Goal ▸
Print all of the lines exactly. Any picture among them stays out.

**** Supplied information ****

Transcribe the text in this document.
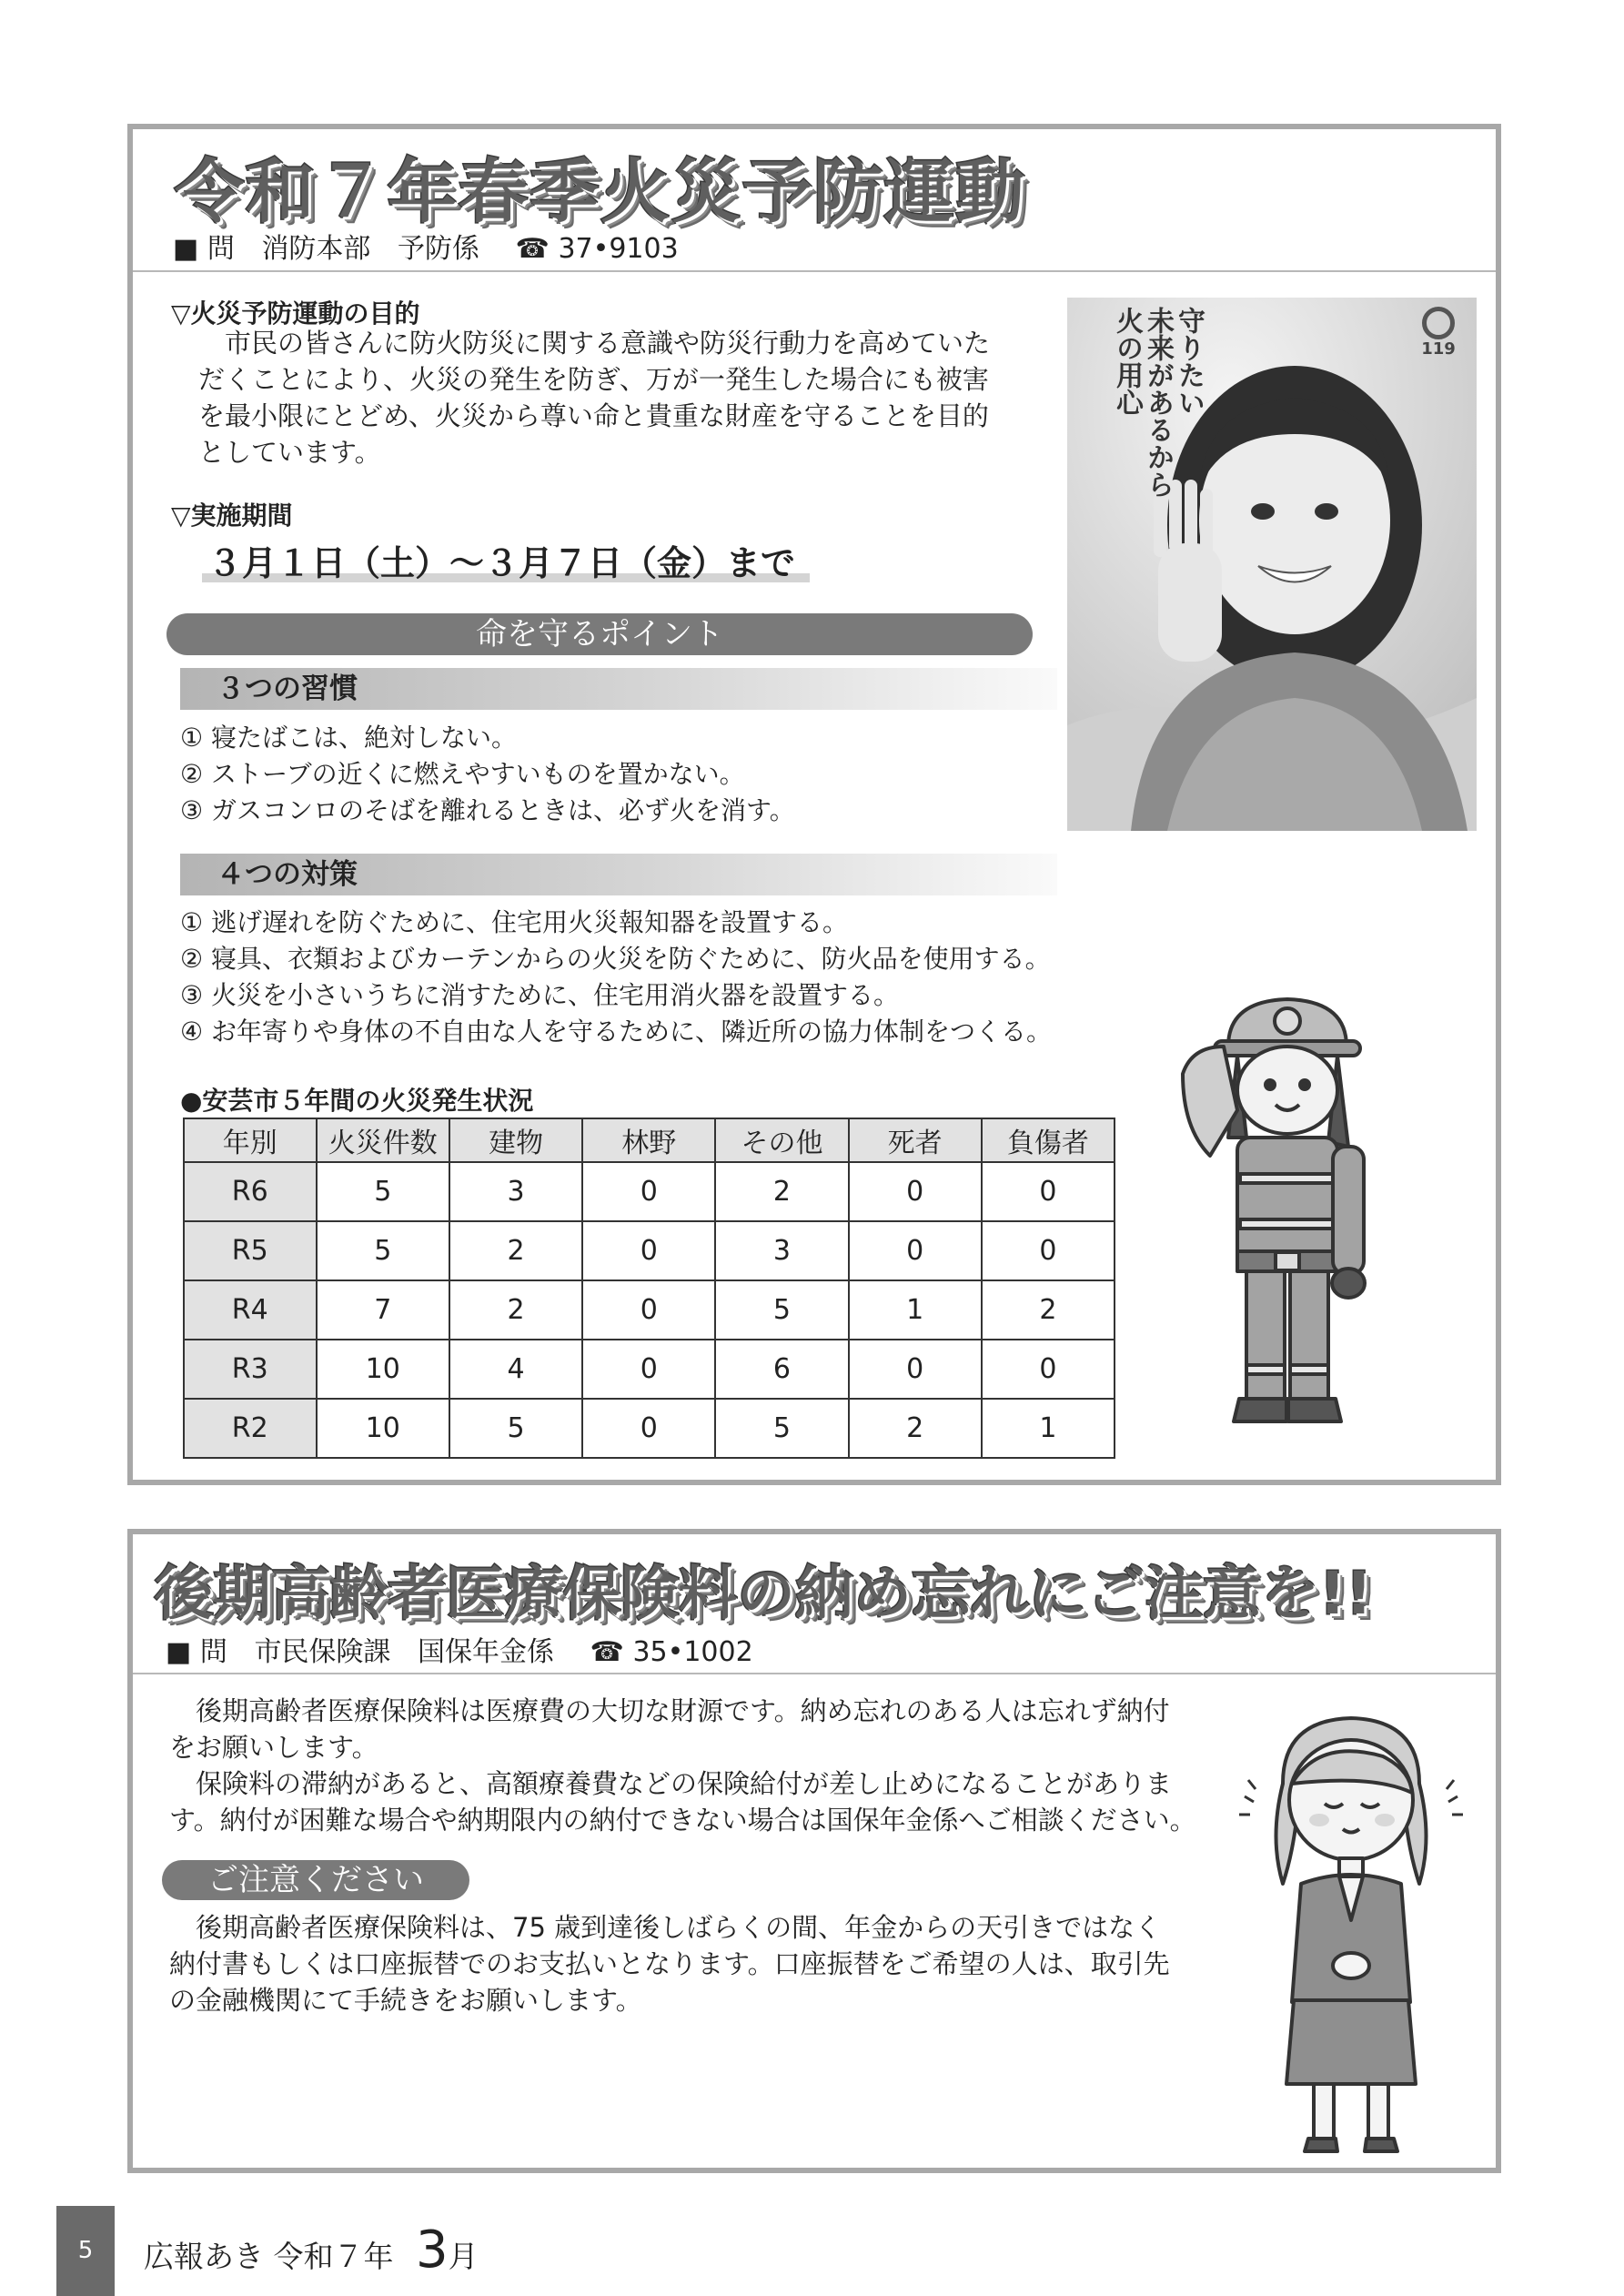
令和７年春季火災予防運動
■ 問 消防本部 予防係 ☎ 37•9103
▽火災予防運動の目的
　市民の皆さんに防火防災に関する意識や防災行動力を高めていた
だくことにより、火災の発生を防ぎ、万が一発生した場合にも被害
を最小限にとどめ、火災から尊い命と貴重な財産を守ることを目的
としています。
▽実施期間
３月１日（土）～３月７日（金）まで
命を守るポイント
３つの習慣
① 寝たばこは、絶対しない。
② ストーブの近くに燃えやすいものを置かない。
③ ガスコンロのそばを離れるときは、必ず火を消す。
４つの対策
① 逃げ遅れを防ぐために、住宅用火災報知器を設置する。
② 寝具、衣類およびカーテンからの火災を防ぐために、防火品を使用する。
③ 火災を小さいうちに消すために、住宅用消火器を設置する。
④ お年寄りや身体の不自由な人を守るために、隣近所の協力体制をつくる。
守りたい
未来があるから
火の用心	119
●安芸市５年間の火災発生状況
年別	火災件数	建物	林野	その他	死者	負傷者
R6	5	3	0	2	0	0
R5	5	2	0	3	0	0
R4	7	2	0	5	1	2
R3	10	4	0	6	0	0
R2	10	5	0	5	2	1
後期高齢者医療保険料の納め忘れにご注意を!!
■ 問 市民保険課 国保年金係 ☎ 35•1002
　後期高齢者医療保険料は医療費の大切な財源です。納め忘れのある人は忘れず納付
をお願いします。
　保険料の滞納があると、高額療養費などの保険給付が差し止めになることがありま
す。納付が困難な場合や納期限内の納付できない場合は国保年金係へご相談ください。
ご注意ください
　後期高齢者医療保険料は、75 歳到達後しばらくの間、年金からの天引きではなく
納付書もしくは口座振替でのお支払いとなります。口座振替をご希望の人は、取引先
の金融機関にて手続きをお願いします。
5	広報あき 令和７年 3月
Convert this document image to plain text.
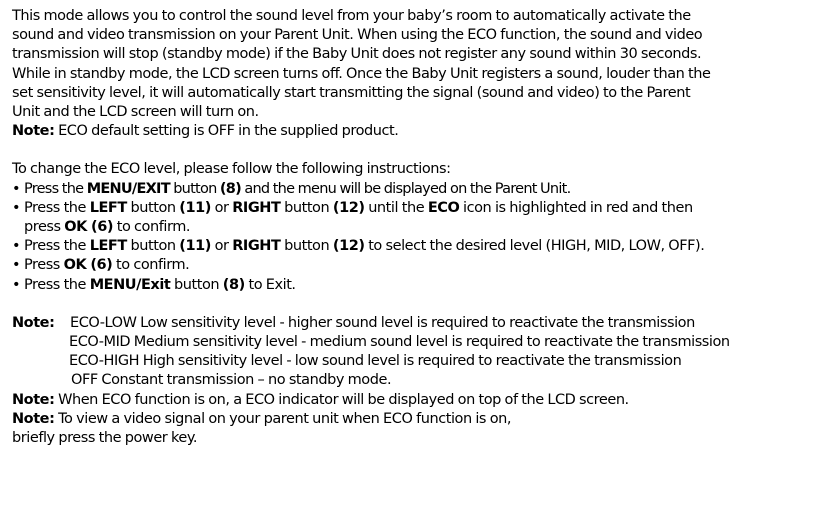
This mode allows you to control the sound level from your baby’s room to automatically activate the

sound and video transmission on your Parent Unit. When using the ECO function, the sound and video

transmission will stop (standby mode) if the Baby Unit does not register any sound within 30 seconds.

While in standby mode, the LCD screen turns off. Once the Baby Unit registers a sound, louder than the

set sensitivity level, it will automatically start transmitting the signal (sound and video) to the Parent

Unit and the LCD screen will turn on.

Note: ECO default setting is OFF in the supplied product.

To change the ECO level, please follow the following instructions:

• Press the MENU/EXIT button (8) and the menu will be displayed on the Parent Unit.
• Press the LEFT button (11) or RIGHT button (12) until the ECO icon is highlighted in red and then
press OK (6) to confirm.
• Press the LEFT button (11) or RIGHT button (12) to select the desired level (HIGH, MID, LOW, OFF).
• Press OK (6) to confirm.
• Press the MENU/Exit button (8) to Exit.
Note:	ECO-LOW Low sensitivity level - higher sound level is required to reactivate the transmission

ECO-MID Medium sensitivity level - medium sound level is required to reactivate the transmission

ECO-HIGH High sensitivity level - low sound level is required to reactivate the transmission

OFF Constant transmission – no standby mode.

Note: When ECO function is on, a ECO indicator will be displayed on top of the LCD screen.

Note: To view a video signal on your parent unit when ECO function is on,

briefly press the power key.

****

Solution ▸
Transcribe the text in this document.
令和７年春季火災予防運動
■ 問 消防本部 予防係 ☎ 37•9103
▽火災予防運動の目的
　市民の皆さんに防火防災に関する意識や防災行動力を高めていた
だくことにより、火災の発生を防ぎ、万が一発生した場合にも被害
を最小限にとどめ、火災から尊い命と貴重な財産を守ることを目的
としています。
▽実施期間
３月１日（土）～３月７日（金）まで
命を守るポイント
３つの習慣
① 寝たばこは、絶対しない。
② ストーブの近くに燃えやすいものを置かない。
③ ガスコンロのそばを離れるときは、必ず火を消す。
４つの対策
① 逃げ遅れを防ぐために、住宅用火災報知器を設置する。
② 寝具、衣類およびカーテンからの火災を防ぐために、防火品を使用する。
③ 火災を小さいうちに消すために、住宅用消火器を設置する。
④ お年寄りや身体の不自由な人を守るために、隣近所の協力体制をつくる。
守りたい
未来があるから
火の用心	119
●安芸市５年間の火災発生状況
年別	火災件数	建物	林野	その他	死者	負傷者
R6	5	3	0	2	0	0
R5	5	2	0	3	0	0
R4	7	2	0	5	1	2
R3	10	4	0	6	0	0
R2	10	5	0	5	2	1
後期高齢者医療保険料の納め忘れにご注意を!!
■ 問 市民保険課 国保年金係 ☎ 35•1002
　後期高齢者医療保険料は医療費の大切な財源です。納め忘れのある人は忘れず納付
をお願いします。
　保険料の滞納があると、高額療養費などの保険給付が差し止めになることがありま
す。納付が困難な場合や納期限内の納付できない場合は国保年金係へご相談ください。
ご注意ください
　後期高齢者医療保険料は、75 歳到達後しばらくの間、年金からの天引きではなく
納付書もしくは口座振替でのお支払いとなります。口座振替をご希望の人は、取引先
の金融機関にて手続きをお願いします。
5	広報あき 令和７年 3月
Convert this document image to plain text.
This mode allows you to control the sound level from your baby’s room to automatically activate the

sound and video transmission on your Parent Unit. When using the ECO function, the sound and video

transmission will stop (standby mode) if the Baby Unit does not register any sound within 30 seconds.

While in standby mode, the LCD screen turns off. Once the Baby Unit registers a sound, louder than the

set sensitivity level, it will automatically start transmitting the signal (sound and video) to the Parent

Unit and the LCD screen will turn on.

Note: ECO default setting is OFF in the supplied product.

To change the ECO level, please follow the following instructions:

• Press the MENU/EXIT button (8) and the menu will be displayed on the Parent Unit.
• Press the LEFT button (11) or RIGHT button (12) until the ECO icon is highlighted in red and then
press OK (6) to confirm.
• Press the LEFT button (11) or RIGHT button (12) to select the desired level (HIGH, MID, LOW, OFF).
• Press OK (6) to confirm.
• Press the MENU/Exit button (8) to Exit.
Note:	ECO-LOW Low sensitivity level - higher sound level is required to reactivate the transmission

ECO-MID Medium sensitivity level - medium sound level is required to reactivate the transmission

ECO-HIGH High sensitivity level - low sound level is required to reactivate the transmission

OFF Constant transmission – no standby mode.

Note: When ECO function is on, a ECO indicator will be displayed on top of the LCD screen.

Note: To view a video signal on your parent unit when ECO function is on,

briefly press the power key.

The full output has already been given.